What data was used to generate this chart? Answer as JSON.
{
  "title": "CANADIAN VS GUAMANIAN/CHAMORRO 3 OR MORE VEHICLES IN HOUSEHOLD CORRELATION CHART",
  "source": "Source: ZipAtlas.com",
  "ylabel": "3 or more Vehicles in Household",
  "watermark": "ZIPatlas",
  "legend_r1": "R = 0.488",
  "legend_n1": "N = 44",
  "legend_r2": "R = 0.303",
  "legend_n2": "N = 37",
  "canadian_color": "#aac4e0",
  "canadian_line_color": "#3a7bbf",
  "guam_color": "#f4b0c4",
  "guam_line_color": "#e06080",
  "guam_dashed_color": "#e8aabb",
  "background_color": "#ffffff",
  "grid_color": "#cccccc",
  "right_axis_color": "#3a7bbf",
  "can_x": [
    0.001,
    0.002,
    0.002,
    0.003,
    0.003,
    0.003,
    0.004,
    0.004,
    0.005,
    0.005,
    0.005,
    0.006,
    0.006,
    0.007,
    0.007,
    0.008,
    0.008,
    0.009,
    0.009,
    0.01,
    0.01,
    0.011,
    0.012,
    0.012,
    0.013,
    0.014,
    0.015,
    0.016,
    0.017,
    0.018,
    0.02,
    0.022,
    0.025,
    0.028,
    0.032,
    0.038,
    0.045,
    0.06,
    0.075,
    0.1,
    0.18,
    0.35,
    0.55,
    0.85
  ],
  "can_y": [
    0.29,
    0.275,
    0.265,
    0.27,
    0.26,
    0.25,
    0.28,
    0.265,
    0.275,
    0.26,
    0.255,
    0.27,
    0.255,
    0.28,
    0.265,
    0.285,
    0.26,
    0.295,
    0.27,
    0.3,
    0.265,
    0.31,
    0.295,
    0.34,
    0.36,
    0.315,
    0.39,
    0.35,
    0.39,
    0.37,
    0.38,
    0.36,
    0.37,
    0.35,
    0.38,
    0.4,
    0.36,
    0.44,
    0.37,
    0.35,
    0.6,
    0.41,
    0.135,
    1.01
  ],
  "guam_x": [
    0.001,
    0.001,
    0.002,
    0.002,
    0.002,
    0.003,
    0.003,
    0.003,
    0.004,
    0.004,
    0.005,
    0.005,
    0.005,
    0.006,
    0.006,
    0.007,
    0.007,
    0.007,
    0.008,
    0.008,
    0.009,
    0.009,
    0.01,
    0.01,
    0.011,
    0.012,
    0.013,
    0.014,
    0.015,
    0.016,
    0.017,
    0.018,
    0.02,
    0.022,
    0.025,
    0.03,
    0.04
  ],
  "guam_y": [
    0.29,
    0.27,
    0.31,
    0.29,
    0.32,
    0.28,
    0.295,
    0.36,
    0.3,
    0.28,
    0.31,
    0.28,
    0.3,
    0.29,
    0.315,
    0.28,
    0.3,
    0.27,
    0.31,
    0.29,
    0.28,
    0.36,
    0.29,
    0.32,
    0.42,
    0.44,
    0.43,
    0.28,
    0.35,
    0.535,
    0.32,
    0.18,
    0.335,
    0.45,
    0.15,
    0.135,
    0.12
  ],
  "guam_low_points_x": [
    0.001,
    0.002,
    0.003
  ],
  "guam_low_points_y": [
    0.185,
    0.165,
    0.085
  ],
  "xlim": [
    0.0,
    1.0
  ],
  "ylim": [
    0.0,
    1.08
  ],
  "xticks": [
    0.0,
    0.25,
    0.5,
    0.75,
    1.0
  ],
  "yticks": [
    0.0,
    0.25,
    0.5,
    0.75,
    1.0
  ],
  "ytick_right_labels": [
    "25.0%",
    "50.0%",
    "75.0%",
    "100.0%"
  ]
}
------------------------------------------------------------------------
-- Task requirements --
Type out the material again exactly as presented.

-- Task result --
What data was used to generate this chart? Answer as JSON.
{
  "title": "CANADIAN VS GUAMANIAN/CHAMORRO 3 OR MORE VEHICLES IN HOUSEHOLD CORRELATION CHART",
  "source": "Source: ZipAtlas.com",
  "ylabel": "3 or more Vehicles in Household",
  "watermark": "ZIPatlas",
  "legend_r1": "R = 0.488",
  "legend_n1": "N = 44",
  "legend_r2": "R = 0.303",
  "legend_n2": "N = 37",
  "canadian_color": "#aac4e0",
  "canadian_line_color": "#3a7bbf",
  "guam_color": "#f4b0c4",
  "guam_line_color": "#e06080",
  "guam_dashed_color": "#e8aabb",
  "background_color": "#ffffff",
  "grid_color": "#cccccc",
  "right_axis_color": "#3a7bbf",
  "can_x": [
    0.001,
    0.002,
    0.002,
    0.003,
    0.003,
    0.003,
    0.004,
    0.004,
    0.005,
    0.005,
    0.005,
    0.006,
    0.006,
    0.007,
    0.007,
    0.008,
    0.008,
    0.009,
    0.009,
    0.01,
    0.01,
    0.011,
    0.012,
    0.012,
    0.013,
    0.014,
    0.015,
    0.016,
    0.017,
    0.018,
    0.02,
    0.022,
    0.025,
    0.028,
    0.032,
    0.038,
    0.045,
    0.06,
    0.075,
    0.1,
    0.18,
    0.35,
    0.55,
    0.85
  ],
  "can_y": [
    0.29,
    0.275,
    0.265,
    0.27,
    0.26,
    0.25,
    0.28,
    0.265,
    0.275,
    0.26,
    0.255,
    0.27,
    0.255,
    0.28,
    0.265,
    0.285,
    0.26,
    0.295,
    0.27,
    0.3,
    0.265,
    0.31,
    0.295,
    0.34,
    0.36,
    0.315,
    0.39,
    0.35,
    0.39,
    0.37,
    0.38,
    0.36,
    0.37,
    0.35,
    0.38,
    0.4,
    0.36,
    0.44,
    0.37,
    0.35,
    0.6,
    0.41,
    0.135,
    1.01
  ],
  "guam_x": [
    0.001,
    0.001,
    0.002,
    0.002,
    0.002,
    0.003,
    0.003,
    0.003,
    0.004,
    0.004,
    0.005,
    0.005,
    0.005,
    0.006,
    0.006,
    0.007,
    0.007,
    0.007,
    0.008,
    0.008,
    0.009,
    0.009,
    0.01,
    0.01,
    0.011,
    0.012,
    0.013,
    0.014,
    0.015,
    0.016,
    0.017,
    0.018,
    0.02,
    0.022,
    0.025,
    0.03,
    0.04
  ],
  "guam_y": [
    0.29,
    0.27,
    0.31,
    0.29,
    0.32,
    0.28,
    0.295,
    0.36,
    0.3,
    0.28,
    0.31,
    0.28,
    0.3,
    0.29,
    0.315,
    0.28,
    0.3,
    0.27,
    0.31,
    0.29,
    0.28,
    0.36,
    0.29,
    0.32,
    0.42,
    0.44,
    0.43,
    0.28,
    0.35,
    0.535,
    0.32,
    0.18,
    0.335,
    0.45,
    0.15,
    0.135,
    0.12
  ],
  "guam_low_points_x": [
    0.001,
    0.002,
    0.003
  ],
  "guam_low_points_y": [
    0.185,
    0.165,
    0.085
  ],
  "xlim": [
    0.0,
    1.0
  ],
  "ylim": [
    0.0,
    1.08
  ],
  "xticks": [
    0.0,
    0.25,
    0.5,
    0.75,
    1.0
  ],
  "yticks": [
    0.0,
    0.25,
    0.5,
    0.75,
    1.0
  ],
  "ytick_right_labels": [
    "25.0%",
    "50.0%",
    "75.0%",
    "100.0%"
  ]
}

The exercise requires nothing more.